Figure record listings
(begin)
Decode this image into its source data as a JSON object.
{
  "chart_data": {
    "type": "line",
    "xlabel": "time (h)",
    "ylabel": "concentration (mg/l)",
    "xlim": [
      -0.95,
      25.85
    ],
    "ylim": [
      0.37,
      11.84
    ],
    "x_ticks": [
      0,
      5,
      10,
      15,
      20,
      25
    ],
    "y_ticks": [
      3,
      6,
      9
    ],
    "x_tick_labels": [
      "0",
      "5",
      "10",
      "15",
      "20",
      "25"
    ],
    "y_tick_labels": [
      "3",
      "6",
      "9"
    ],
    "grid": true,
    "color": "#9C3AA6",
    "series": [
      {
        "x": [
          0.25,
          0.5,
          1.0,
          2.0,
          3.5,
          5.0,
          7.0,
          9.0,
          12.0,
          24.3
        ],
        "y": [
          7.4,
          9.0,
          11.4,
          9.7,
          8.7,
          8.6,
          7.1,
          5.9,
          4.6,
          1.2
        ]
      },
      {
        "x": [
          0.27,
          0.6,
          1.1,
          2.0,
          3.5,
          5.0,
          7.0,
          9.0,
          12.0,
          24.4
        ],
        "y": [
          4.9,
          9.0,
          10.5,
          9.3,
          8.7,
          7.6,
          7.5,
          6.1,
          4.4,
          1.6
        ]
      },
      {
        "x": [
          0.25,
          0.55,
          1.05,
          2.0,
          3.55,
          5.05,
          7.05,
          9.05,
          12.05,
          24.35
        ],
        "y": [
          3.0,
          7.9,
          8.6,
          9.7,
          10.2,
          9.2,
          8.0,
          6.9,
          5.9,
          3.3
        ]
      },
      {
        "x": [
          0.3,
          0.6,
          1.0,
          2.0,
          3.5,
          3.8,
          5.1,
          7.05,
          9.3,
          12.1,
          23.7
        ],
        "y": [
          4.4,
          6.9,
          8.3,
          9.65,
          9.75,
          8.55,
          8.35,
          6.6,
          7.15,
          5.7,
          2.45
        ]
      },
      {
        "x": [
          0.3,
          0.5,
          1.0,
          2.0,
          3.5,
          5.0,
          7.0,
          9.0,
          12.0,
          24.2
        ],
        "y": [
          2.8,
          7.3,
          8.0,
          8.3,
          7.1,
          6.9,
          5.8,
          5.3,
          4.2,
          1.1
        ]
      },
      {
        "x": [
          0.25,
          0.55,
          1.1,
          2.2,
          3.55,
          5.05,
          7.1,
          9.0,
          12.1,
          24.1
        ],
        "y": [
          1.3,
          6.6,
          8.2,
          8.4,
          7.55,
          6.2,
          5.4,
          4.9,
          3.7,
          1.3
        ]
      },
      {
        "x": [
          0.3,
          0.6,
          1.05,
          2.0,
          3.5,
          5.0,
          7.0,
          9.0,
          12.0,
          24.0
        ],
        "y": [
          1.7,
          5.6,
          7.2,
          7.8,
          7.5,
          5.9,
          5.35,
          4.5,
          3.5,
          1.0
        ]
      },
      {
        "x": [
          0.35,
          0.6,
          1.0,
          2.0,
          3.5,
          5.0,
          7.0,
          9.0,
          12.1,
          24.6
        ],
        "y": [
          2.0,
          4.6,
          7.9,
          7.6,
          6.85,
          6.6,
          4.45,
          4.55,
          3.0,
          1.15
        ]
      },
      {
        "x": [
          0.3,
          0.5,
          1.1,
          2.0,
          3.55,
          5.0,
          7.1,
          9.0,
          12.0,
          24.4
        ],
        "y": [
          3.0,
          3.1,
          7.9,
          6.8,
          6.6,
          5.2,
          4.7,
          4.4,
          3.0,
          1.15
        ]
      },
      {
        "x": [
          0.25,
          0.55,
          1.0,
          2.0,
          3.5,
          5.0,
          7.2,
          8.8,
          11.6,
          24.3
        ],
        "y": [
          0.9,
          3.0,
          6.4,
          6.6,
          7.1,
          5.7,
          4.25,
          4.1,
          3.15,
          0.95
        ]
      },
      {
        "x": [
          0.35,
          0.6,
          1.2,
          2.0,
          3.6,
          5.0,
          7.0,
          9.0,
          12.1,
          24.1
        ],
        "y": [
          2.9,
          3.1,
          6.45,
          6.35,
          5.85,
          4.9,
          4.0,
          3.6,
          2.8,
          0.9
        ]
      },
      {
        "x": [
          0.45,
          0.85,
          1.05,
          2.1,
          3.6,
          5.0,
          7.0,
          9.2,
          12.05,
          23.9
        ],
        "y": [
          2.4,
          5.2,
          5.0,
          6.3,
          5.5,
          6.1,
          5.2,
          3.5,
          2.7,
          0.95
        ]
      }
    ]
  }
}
(end)
What to produce: Hand back the material above in full, exactly as written.

Solution to the problem:
Decode this image into its source data as a JSON object.
{
  "chart_data": {
    "type": "line",
    "xlabel": "time (h)",
    "ylabel": "concentration (mg/l)",
    "xlim": [
      -0.95,
      25.85
    ],
    "ylim": [
      0.37,
      11.84
    ],
    "x_ticks": [
      0,
      5,
      10,
      15,
      20,
      25
    ],
    "y_ticks": [
      3,
      6,
      9
    ],
    "x_tick_labels": [
      "0",
      "5",
      "10",
      "15",
      "20",
      "25"
    ],
    "y_tick_labels": [
      "3",
      "6",
      "9"
    ],
    "grid": true,
    "color": "#9C3AA6",
    "series": [
      {
        "x": [
          0.25,
          0.5,
          1.0,
          2.0,
          3.5,
          5.0,
          7.0,
          9.0,
          12.0,
          24.3
        ],
        "y": [
          7.4,
          9.0,
          11.4,
          9.7,
          8.7,
          8.6,
          7.1,
          5.9,
          4.6,
          1.2
        ]
      },
      {
        "x": [
          0.27,
          0.6,
          1.1,
          2.0,
          3.5,
          5.0,
          7.0,
          9.0,
          12.0,
          24.4
        ],
        "y": [
          4.9,
          9.0,
          10.5,
          9.3,
          8.7,
          7.6,
          7.5,
          6.1,
          4.4,
          1.6
        ]
      },
      {
        "x": [
          0.25,
          0.55,
          1.05,
          2.0,
          3.55,
          5.05,
          7.05,
          9.05,
          12.05,
          24.35
        ],
        "y": [
          3.0,
          7.9,
          8.6,
          9.7,
          10.2,
          9.2,
          8.0,
          6.9,
          5.9,
          3.3
        ]
      },
      {
        "x": [
          0.3,
          0.6,
          1.0,
          2.0,
          3.5,
          3.8,
          5.1,
          7.05,
          9.3,
          12.1,
          23.7
        ],
        "y": [
          4.4,
          6.9,
          8.3,
          9.65,
          9.75,
          8.55,
          8.35,
          6.6,
          7.15,
          5.7,
          2.45
        ]
      },
      {
        "x": [
          0.3,
          0.5,
          1.0,
          2.0,
          3.5,
          5.0,
          7.0,
          9.0,
          12.0,
          24.2
        ],
        "y": [
          2.8,
          7.3,
          8.0,
          8.3,
          7.1,
          6.9,
          5.8,
          5.3,
          4.2,
          1.1
        ]
      },
      {
        "x": [
          0.25,
          0.55,
          1.1,
          2.2,
          3.55,
          5.05,
          7.1,
          9.0,
          12.1,
          24.1
        ],
        "y": [
          1.3,
          6.6,
          8.2,
          8.4,
          7.55,
          6.2,
          5.4,
          4.9,
          3.7,
          1.3
        ]
      },
      {
        "x": [
          0.3,
          0.6,
          1.05,
          2.0,
          3.5,
          5.0,
          7.0,
          9.0,
          12.0,
          24.0
        ],
        "y": [
          1.7,
          5.6,
          7.2,
          7.8,
          7.5,
          5.9,
          5.35,
          4.5,
          3.5,
          1.0
        ]
      },
      {
        "x": [
          0.35,
          0.6,
          1.0,
          2.0,
          3.5,
          5.0,
          7.0,
          9.0,
          12.1,
          24.6
        ],
        "y": [
          2.0,
          4.6,
          7.9,
          7.6,
          6.85,
          6.6,
          4.45,
          4.55,
          3.0,
          1.15
        ]
      },
      {
        "x": [
          0.3,
          0.5,
          1.1,
          2.0,
          3.55,
          5.0,
          7.1,
          9.0,
          12.0,
          24.4
        ],
        "y": [
          3.0,
          3.1,
          7.9,
          6.8,
          6.6,
          5.2,
          4.7,
          4.4,
          3.0,
          1.15
        ]
      },
      {
        "x": [
          0.25,
          0.55,
          1.0,
          2.0,
          3.5,
          5.0,
          7.2,
          8.8,
          11.6,
          24.3
        ],
        "y": [
          0.9,
          3.0,
          6.4,
          6.6,
          7.1,
          5.7,
          4.25,
          4.1,
          3.15,
          0.95
        ]
      },
      {
        "x": [
          0.35,
          0.6,
          1.2,
          2.0,
          3.6,
          5.0,
          7.0,
          9.0,
          12.1,
          24.1
        ],
        "y": [
          2.9,
          3.1,
          6.45,
          6.35,
          5.85,
          4.9,
          4.0,
          3.6,
          2.8,
          0.9
        ]
      },
      {
        "x": [
          0.45,
          0.85,
          1.05,
          2.1,
          3.6,
          5.0,
          7.0,
          9.2,
          12.05,
          23.9
        ],
        "y": [
          2.4,
          5.2,
          5.0,
          6.3,
          5.5,
          6.1,
          5.2,
          3.5,
          2.7,
          0.95
        ]
      }
    ]
  }
}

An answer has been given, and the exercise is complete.